=== INFORMATION GIVEN ===

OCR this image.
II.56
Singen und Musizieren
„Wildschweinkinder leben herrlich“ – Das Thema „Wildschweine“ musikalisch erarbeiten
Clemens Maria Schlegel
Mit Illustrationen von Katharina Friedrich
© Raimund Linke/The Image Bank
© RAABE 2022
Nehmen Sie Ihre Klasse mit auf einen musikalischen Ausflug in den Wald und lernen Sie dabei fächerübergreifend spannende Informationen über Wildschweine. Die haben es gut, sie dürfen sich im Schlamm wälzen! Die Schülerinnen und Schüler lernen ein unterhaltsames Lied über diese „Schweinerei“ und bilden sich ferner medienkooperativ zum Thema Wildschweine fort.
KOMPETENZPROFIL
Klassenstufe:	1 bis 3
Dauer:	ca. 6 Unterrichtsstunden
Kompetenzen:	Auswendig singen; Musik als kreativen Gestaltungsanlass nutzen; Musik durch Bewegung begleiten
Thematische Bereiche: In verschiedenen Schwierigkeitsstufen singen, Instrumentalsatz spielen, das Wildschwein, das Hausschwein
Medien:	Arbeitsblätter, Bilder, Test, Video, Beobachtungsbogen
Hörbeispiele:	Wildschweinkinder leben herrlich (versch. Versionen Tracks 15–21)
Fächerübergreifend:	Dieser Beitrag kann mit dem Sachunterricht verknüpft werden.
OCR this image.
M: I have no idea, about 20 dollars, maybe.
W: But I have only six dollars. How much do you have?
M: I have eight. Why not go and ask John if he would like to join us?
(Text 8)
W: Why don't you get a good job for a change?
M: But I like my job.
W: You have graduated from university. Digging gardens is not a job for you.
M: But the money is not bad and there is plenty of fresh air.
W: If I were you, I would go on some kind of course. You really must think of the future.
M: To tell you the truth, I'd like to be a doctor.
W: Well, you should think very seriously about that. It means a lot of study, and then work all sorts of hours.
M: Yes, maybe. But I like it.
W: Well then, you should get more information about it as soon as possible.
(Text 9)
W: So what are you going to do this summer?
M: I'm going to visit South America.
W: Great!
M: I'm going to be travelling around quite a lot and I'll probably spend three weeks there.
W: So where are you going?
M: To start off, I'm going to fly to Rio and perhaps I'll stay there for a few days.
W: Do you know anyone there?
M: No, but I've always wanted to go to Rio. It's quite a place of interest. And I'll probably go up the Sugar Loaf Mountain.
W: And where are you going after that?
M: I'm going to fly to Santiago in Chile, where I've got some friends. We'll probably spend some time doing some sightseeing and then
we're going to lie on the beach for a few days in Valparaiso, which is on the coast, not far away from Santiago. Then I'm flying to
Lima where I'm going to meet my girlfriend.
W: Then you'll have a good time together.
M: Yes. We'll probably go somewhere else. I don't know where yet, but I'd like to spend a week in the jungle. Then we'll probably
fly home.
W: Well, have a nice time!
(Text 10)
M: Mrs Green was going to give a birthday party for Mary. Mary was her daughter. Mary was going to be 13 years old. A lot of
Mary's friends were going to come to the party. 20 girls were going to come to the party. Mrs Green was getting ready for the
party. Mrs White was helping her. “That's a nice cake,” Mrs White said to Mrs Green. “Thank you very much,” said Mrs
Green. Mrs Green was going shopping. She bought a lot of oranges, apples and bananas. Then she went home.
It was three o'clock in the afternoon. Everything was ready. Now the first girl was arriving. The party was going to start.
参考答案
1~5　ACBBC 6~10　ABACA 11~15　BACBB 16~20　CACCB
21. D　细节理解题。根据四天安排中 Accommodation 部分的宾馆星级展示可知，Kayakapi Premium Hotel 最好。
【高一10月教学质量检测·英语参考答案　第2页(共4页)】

===

= DIRECTIVE =
Copy down every line of the material above that includes the string "there".

= RESULT OF THIS TASK =
M: But the money is not bad and there is plenty of fresh air.
M: I'm going to be travelling around quite a lot and I'll probably spend three weeks there.
M: To start off, I'm going to fly to Rio and perhaps I'll stay there for a few days.
W: Do you know anyone there?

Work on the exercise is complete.